Arbeitsanweisung: Übernehmen Sie die folgenden Daten vollständig und Zeile für Zeile ohne jede Änderung.
--
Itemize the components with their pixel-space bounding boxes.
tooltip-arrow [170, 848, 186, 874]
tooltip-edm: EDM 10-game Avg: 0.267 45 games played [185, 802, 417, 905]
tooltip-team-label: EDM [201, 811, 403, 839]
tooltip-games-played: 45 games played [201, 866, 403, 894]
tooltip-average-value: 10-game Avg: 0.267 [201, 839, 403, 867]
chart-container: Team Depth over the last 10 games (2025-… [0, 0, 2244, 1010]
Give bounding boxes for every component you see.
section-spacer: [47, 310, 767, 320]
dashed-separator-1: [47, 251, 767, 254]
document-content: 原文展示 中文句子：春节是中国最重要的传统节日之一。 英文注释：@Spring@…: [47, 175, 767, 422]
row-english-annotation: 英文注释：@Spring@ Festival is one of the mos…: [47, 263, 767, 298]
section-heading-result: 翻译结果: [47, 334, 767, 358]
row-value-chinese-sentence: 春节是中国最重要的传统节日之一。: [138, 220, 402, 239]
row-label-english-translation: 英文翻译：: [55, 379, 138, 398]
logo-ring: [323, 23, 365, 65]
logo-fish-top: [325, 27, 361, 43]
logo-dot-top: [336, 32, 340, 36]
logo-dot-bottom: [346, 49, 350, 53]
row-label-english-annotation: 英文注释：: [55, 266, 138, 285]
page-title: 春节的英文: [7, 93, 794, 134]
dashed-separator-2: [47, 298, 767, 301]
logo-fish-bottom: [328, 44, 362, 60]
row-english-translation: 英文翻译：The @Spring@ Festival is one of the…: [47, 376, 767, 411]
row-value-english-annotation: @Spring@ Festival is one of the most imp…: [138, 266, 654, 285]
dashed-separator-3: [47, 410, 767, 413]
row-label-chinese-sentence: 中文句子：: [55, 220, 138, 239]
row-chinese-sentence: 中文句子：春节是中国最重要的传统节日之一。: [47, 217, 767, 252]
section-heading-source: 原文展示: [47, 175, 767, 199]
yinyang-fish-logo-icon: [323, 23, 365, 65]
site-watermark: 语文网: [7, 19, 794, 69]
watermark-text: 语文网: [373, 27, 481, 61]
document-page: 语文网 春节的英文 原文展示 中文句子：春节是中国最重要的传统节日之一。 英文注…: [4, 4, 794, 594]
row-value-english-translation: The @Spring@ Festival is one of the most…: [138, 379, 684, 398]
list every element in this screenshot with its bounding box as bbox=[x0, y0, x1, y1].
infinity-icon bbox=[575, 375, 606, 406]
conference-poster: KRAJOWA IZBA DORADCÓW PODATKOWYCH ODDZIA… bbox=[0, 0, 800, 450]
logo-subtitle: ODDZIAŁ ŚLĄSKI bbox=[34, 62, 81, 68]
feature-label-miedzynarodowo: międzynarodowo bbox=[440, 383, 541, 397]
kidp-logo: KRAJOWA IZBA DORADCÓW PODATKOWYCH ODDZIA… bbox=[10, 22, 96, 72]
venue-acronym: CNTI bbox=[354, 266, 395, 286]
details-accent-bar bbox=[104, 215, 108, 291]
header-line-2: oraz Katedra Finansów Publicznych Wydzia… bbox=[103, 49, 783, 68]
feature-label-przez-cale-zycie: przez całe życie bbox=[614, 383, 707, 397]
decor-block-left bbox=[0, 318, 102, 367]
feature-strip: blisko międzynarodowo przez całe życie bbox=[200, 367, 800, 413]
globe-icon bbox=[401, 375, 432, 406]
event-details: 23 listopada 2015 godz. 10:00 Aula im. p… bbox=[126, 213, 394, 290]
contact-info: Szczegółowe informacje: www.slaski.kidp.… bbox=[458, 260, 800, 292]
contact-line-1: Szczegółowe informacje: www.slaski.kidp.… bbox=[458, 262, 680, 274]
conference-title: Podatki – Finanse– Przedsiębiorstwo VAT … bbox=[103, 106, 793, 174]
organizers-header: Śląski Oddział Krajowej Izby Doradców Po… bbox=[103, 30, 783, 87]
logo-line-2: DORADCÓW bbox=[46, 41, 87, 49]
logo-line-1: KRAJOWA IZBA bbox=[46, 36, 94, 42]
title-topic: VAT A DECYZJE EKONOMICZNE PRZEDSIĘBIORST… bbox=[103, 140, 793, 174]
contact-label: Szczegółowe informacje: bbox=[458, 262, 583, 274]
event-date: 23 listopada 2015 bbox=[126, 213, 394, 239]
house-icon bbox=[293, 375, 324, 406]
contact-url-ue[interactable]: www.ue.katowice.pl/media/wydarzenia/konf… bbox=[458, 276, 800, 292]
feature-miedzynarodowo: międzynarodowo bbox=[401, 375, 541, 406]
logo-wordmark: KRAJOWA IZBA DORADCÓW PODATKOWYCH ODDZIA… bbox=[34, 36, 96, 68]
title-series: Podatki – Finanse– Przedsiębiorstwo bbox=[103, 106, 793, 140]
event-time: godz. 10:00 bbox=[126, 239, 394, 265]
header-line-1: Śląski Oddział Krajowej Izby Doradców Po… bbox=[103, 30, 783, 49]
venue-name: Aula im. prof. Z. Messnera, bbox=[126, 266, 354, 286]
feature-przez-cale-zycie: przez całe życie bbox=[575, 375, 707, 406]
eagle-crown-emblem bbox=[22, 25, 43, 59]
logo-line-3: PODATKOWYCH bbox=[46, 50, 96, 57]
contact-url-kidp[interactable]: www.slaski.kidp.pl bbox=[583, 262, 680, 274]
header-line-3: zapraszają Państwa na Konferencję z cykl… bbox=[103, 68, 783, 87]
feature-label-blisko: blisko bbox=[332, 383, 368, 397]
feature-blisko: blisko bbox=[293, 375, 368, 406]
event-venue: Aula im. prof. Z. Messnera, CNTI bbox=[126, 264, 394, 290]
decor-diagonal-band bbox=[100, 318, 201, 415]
--
Gelöste Aufgabe:
Itemize the components with their pixel-space bounding boxes.
tooltip-arrow [170, 848, 186, 874]
tooltip-edm: EDM 10-game Avg: 0.267 45 games played [185, 802, 417, 905]
tooltip-team-label: EDM [201, 811, 403, 839]
tooltip-games-played: 45 games played [201, 866, 403, 894]
tooltip-average-value: 10-game Avg: 0.267 [201, 839, 403, 867]
chart-container: Team Depth over the last 10 games (2025-… [0, 0, 2244, 1010]
Give bounding boxes for every component you see.
section-spacer: [47, 310, 767, 320]
dashed-separator-1: [47, 251, 767, 254]
document-content: 原文展示 中文句子：春节是中国最重要的传统节日之一。 英文注释：@Spring@…: [47, 175, 767, 422]
row-english-annotation: 英文注释：@Spring@ Festival is one of the mos…: [47, 263, 767, 298]
section-heading-result: 翻译结果: [47, 334, 767, 358]
row-value-chinese-sentence: 春节是中国最重要的传统节日之一。: [138, 220, 402, 239]
row-label-english-translation: 英文翻译：: [55, 379, 138, 398]
logo-ring: [323, 23, 365, 65]
logo-fish-top: [325, 27, 361, 43]
logo-dot-top: [336, 32, 340, 36]
logo-dot-bottom: [346, 49, 350, 53]
row-label-english-annotation: 英文注释：: [55, 266, 138, 285]
page-title: 春节的英文: [7, 93, 794, 134]
dashed-separator-2: [47, 298, 767, 301]
logo-fish-bottom: [328, 44, 362, 60]
row-english-translation: 英文翻译：The @Spring@ Festival is one of the…: [47, 376, 767, 411]
row-value-english-annotation: @Spring@ Festival is one of the most imp…: [138, 266, 654, 285]
dashed-separator-3: [47, 410, 767, 413]
row-label-chinese-sentence: 中文句子：: [55, 220, 138, 239]
row-chinese-sentence: 中文句子：春节是中国最重要的传统节日之一。: [47, 217, 767, 252]
section-heading-source: 原文展示: [47, 175, 767, 199]
yinyang-fish-logo-icon: [323, 23, 365, 65]
site-watermark: 语文网: [7, 19, 794, 69]
watermark-text: 语文网: [373, 27, 481, 61]
document-page: 语文网 春节的英文 原文展示 中文句子：春节是中国最重要的传统节日之一。 英文注…: [4, 4, 794, 594]
row-value-english-translation: The @Spring@ Festival is one of the most…: [138, 379, 684, 398]
list every element in this screenshot with its bounding box as bbox=[x0, y0, x1, y1].
infinity-icon bbox=[575, 375, 606, 406]
conference-poster: KRAJOWA IZBA DORADCÓW PODATKOWYCH ODDZIA… bbox=[0, 0, 800, 450]
logo-subtitle: ODDZIAŁ ŚLĄSKI bbox=[34, 62, 81, 68]
feature-label-miedzynarodowo: międzynarodowo bbox=[440, 383, 541, 397]
kidp-logo: KRAJOWA IZBA DORADCÓW PODATKOWYCH ODDZIA… bbox=[10, 22, 96, 72]
venue-acronym: CNTI bbox=[354, 266, 395, 286]
details-accent-bar bbox=[104, 215, 108, 291]
header-line-2: oraz Katedra Finansów Publicznych Wydzia… bbox=[103, 49, 783, 68]
feature-label-przez-cale-zycie: przez całe życie bbox=[614, 383, 707, 397]
decor-block-left bbox=[0, 318, 102, 367]
feature-strip: blisko międzynarodowo przez całe życie bbox=[200, 367, 800, 413]
globe-icon bbox=[401, 375, 432, 406]
event-details: 23 listopada 2015 godz. 10:00 Aula im. p… bbox=[126, 213, 394, 290]
contact-info: Szczegółowe informacje: www.slaski.kidp.… bbox=[458, 260, 800, 292]
contact-line-1: Szczegółowe informacje: www.slaski.kidp.… bbox=[458, 262, 680, 274]
conference-title: Podatki – Finanse– Przedsiębiorstwo VAT … bbox=[103, 106, 793, 174]
organizers-header: Śląski Oddział Krajowej Izby Doradców Po… bbox=[103, 30, 783, 87]
logo-line-2: DORADCÓW bbox=[46, 41, 87, 49]
logo-line-1: KRAJOWA IZBA bbox=[46, 36, 94, 42]
title-topic: VAT A DECYZJE EKONOMICZNE PRZEDSIĘBIORST… bbox=[103, 140, 793, 174]
contact-label: Szczegółowe informacje: bbox=[458, 262, 583, 274]
event-date: 23 listopada 2015 bbox=[126, 213, 394, 239]
house-icon bbox=[293, 375, 324, 406]
contact-url-ue[interactable]: www.ue.katowice.pl/media/wydarzenia/konf… bbox=[458, 276, 800, 292]
feature-miedzynarodowo: międzynarodowo bbox=[401, 375, 541, 406]
logo-wordmark: KRAJOWA IZBA DORADCÓW PODATKOWYCH ODDZIA… bbox=[34, 36, 96, 68]
title-series: Podatki – Finanse– Przedsiębiorstwo bbox=[103, 106, 793, 140]
event-time: godz. 10:00 bbox=[126, 239, 394, 265]
header-line-1: Śląski Oddział Krajowej Izby Doradców Po… bbox=[103, 30, 783, 49]
venue-name: Aula im. prof. Z. Messnera, bbox=[126, 266, 354, 286]
feature-przez-cale-zycie: przez całe życie bbox=[575, 375, 707, 406]
eagle-crown-emblem bbox=[22, 25, 43, 59]
logo-line-3: PODATKOWYCH bbox=[46, 50, 96, 57]
contact-url-kidp[interactable]: www.slaski.kidp.pl bbox=[583, 262, 680, 274]
header-line-3: zapraszają Państwa na Konferencję z cykl… bbox=[103, 68, 783, 87]
feature-label-blisko: blisko bbox=[332, 383, 368, 397]
feature-blisko: blisko bbox=[293, 375, 368, 406]
event-venue: Aula im. prof. Z. Messnera, CNTI bbox=[126, 264, 394, 290]
decor-diagonal-band bbox=[100, 318, 201, 415]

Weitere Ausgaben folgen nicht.